--- STORED DATA ---

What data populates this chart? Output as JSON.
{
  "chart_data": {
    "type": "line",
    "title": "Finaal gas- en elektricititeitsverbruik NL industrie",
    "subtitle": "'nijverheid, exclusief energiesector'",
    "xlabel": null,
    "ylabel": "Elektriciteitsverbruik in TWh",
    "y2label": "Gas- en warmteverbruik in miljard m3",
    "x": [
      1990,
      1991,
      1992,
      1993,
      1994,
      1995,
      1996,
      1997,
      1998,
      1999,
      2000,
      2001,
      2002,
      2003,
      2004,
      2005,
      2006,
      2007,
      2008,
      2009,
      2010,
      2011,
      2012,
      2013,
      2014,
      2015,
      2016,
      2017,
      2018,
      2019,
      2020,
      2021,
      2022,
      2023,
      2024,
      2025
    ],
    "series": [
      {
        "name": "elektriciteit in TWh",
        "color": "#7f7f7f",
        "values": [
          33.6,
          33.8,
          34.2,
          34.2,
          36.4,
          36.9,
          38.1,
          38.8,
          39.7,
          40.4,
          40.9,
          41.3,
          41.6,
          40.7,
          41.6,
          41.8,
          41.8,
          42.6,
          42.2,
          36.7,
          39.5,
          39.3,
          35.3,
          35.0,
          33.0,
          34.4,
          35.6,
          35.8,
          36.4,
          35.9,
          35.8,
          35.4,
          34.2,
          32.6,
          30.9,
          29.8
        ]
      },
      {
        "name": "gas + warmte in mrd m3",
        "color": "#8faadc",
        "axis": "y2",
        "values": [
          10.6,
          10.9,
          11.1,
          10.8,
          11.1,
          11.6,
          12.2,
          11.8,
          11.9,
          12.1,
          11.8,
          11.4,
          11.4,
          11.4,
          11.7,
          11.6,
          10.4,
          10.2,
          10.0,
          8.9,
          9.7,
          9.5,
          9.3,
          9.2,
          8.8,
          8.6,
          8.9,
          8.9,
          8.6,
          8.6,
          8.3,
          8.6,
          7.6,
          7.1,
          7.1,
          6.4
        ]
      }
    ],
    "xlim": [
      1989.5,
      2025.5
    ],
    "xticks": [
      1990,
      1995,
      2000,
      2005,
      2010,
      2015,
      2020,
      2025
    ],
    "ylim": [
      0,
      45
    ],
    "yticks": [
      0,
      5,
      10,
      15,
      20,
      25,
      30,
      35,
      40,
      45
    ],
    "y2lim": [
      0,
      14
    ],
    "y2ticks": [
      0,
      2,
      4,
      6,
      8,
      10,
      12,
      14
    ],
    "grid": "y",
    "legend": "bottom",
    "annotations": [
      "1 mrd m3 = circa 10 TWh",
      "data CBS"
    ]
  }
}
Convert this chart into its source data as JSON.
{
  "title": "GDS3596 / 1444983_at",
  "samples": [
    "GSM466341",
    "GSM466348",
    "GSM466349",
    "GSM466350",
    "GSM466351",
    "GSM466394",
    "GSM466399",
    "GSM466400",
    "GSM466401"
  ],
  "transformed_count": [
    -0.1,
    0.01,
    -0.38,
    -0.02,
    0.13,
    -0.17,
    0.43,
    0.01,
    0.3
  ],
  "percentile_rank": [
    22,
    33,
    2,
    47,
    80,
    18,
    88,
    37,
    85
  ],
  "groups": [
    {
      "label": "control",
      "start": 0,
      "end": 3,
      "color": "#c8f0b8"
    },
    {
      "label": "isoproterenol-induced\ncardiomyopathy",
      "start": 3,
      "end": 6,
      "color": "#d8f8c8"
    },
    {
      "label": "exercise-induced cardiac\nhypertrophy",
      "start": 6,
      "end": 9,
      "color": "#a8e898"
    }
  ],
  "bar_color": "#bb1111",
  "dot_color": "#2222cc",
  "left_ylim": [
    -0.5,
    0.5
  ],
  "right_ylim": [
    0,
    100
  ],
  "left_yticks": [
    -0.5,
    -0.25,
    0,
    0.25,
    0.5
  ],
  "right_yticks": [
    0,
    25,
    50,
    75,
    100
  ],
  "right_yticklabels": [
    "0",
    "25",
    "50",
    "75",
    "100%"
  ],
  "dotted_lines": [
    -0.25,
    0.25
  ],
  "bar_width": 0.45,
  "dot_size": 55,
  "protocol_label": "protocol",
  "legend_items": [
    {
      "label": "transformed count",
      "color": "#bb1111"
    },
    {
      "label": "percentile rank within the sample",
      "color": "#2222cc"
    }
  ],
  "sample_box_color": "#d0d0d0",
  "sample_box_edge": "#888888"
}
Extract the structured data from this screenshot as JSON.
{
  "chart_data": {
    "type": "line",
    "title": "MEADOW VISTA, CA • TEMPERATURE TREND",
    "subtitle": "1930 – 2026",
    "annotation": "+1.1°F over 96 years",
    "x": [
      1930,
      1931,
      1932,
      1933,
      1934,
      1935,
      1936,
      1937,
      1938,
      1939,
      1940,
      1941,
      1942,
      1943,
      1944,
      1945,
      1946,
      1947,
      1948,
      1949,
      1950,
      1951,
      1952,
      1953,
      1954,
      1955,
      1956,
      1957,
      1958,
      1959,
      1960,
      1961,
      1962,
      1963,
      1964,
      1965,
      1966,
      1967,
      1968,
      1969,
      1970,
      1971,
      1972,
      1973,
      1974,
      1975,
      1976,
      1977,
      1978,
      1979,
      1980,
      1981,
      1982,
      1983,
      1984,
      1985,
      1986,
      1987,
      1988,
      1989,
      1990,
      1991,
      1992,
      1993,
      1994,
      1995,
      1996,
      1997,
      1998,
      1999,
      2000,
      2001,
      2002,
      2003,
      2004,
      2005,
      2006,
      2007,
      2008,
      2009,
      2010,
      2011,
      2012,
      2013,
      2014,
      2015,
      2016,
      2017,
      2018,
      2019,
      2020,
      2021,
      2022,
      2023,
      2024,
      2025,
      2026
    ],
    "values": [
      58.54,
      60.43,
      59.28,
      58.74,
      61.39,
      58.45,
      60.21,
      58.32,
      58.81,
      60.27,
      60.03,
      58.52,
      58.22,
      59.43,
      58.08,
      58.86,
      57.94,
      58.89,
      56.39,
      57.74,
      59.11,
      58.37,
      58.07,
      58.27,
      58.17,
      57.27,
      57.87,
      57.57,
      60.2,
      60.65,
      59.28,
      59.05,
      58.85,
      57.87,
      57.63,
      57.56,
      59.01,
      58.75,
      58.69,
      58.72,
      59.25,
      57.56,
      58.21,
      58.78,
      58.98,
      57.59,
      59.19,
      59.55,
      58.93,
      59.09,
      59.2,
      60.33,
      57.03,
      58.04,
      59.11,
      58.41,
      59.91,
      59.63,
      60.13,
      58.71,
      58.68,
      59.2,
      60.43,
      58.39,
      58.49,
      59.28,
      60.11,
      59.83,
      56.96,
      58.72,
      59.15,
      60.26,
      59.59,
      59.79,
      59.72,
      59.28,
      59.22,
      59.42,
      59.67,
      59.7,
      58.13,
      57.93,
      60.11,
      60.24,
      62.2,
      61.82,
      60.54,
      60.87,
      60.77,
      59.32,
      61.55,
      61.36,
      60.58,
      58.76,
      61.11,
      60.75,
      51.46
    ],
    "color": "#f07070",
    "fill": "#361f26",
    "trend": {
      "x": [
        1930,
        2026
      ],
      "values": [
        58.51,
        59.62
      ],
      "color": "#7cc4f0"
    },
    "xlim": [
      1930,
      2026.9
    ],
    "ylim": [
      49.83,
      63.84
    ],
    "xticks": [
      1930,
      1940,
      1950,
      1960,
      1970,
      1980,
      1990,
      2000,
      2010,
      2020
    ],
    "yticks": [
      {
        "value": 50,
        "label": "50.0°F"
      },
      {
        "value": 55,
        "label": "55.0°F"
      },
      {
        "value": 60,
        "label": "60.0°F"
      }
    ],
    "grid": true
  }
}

---

Of the lines in the records, how many contain the word "JSON"? Answer with the number and nothing else.

3